Your instructions →
Answer with one number: how many lines have "Katra".

Source records →
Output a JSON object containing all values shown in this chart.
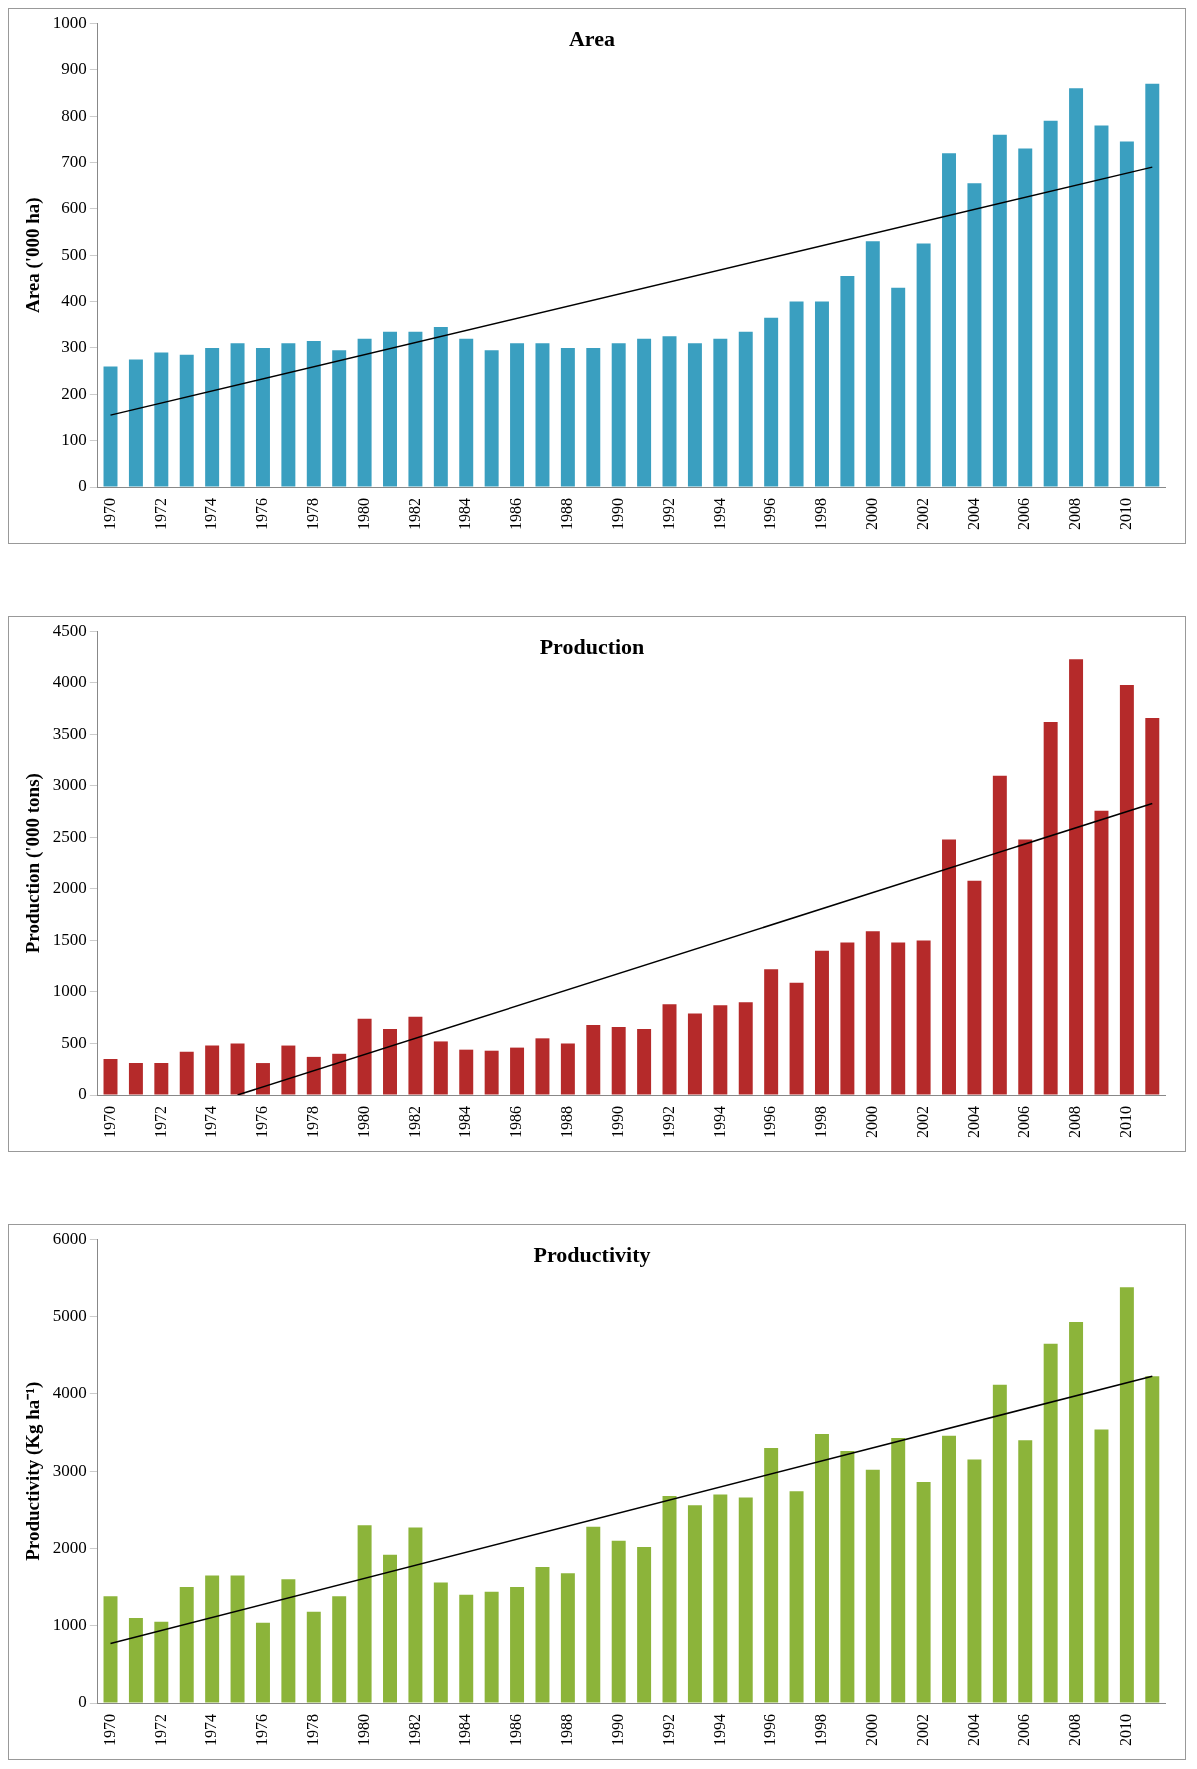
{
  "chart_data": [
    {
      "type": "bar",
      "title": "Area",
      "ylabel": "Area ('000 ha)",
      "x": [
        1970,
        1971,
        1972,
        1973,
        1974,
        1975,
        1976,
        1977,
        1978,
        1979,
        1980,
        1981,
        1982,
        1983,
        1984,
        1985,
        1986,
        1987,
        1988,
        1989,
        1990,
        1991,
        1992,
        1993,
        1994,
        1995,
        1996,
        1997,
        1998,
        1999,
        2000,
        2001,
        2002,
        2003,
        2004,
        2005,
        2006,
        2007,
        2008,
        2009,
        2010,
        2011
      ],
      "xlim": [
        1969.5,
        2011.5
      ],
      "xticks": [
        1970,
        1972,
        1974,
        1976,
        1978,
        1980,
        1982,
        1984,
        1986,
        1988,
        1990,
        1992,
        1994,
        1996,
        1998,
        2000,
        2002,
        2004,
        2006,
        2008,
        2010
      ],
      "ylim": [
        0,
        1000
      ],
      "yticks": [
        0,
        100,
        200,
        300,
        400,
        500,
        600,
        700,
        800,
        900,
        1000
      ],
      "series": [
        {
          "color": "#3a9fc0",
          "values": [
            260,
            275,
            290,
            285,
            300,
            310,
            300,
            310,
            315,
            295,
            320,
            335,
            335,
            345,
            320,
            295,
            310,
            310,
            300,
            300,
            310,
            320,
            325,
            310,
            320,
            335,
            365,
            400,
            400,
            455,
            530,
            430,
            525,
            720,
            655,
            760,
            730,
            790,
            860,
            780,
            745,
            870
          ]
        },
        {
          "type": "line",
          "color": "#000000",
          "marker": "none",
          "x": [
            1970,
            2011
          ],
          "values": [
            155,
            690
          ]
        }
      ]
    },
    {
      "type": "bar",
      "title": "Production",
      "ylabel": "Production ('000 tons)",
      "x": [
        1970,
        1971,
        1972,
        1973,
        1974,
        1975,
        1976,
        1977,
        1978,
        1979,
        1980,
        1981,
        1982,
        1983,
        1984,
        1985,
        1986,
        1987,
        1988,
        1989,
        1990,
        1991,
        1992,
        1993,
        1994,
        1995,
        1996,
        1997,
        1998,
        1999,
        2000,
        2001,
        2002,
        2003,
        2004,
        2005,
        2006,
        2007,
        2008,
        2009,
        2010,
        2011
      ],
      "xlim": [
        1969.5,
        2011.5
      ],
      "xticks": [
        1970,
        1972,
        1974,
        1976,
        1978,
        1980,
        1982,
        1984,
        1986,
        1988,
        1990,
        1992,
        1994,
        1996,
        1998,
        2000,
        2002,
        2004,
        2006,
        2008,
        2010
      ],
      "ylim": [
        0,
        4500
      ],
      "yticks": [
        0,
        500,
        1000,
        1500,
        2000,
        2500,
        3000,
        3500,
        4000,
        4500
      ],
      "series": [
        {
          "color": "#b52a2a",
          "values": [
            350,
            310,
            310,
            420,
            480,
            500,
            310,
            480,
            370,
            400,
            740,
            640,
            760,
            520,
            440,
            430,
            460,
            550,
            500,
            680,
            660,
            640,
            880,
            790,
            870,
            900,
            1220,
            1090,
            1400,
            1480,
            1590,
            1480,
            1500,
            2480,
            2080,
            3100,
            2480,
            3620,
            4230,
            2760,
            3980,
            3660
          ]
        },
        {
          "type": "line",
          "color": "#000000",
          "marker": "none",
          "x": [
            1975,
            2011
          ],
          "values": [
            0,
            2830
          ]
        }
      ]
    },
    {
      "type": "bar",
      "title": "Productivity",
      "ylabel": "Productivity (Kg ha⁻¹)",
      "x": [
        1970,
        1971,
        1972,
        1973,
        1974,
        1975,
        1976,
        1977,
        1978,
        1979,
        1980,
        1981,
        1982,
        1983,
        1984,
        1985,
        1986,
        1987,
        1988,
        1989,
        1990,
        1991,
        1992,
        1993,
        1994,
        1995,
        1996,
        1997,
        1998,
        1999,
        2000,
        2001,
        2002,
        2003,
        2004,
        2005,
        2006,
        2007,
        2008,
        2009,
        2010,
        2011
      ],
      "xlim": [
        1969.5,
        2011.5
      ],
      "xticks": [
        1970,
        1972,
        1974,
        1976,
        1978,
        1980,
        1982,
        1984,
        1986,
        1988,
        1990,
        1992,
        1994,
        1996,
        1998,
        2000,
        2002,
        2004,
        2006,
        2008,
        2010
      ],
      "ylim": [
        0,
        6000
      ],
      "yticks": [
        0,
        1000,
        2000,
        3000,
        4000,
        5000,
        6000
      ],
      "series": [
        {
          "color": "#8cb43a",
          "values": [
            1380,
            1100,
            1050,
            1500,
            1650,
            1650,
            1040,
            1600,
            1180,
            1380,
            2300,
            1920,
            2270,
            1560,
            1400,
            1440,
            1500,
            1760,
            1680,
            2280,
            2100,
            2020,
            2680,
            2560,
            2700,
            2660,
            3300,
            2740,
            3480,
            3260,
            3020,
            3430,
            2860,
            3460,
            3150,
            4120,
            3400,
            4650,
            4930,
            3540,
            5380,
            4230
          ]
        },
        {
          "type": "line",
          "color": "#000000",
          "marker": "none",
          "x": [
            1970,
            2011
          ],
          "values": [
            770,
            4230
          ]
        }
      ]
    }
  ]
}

...

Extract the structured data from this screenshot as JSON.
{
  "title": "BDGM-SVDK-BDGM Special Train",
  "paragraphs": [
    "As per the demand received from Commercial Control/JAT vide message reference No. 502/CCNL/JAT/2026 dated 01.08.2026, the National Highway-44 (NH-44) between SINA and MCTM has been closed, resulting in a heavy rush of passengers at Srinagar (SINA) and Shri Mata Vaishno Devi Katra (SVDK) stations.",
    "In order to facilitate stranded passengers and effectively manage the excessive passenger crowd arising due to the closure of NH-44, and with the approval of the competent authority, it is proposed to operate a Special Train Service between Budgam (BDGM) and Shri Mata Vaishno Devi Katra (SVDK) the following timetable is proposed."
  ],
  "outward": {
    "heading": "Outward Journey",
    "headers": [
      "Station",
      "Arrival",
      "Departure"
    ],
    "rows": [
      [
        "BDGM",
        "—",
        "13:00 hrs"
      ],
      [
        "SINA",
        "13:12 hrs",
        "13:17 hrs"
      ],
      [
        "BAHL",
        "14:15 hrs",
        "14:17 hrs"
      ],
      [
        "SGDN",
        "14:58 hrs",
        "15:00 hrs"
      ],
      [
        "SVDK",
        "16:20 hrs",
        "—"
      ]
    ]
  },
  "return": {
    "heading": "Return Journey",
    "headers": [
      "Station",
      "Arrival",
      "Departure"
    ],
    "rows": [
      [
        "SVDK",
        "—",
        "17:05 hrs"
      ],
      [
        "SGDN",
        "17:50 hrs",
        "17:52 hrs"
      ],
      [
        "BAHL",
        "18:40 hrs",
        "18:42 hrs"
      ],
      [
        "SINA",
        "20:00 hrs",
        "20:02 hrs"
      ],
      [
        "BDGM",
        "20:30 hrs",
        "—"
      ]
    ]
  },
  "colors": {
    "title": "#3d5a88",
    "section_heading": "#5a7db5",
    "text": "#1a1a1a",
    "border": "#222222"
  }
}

Answer to this task →
2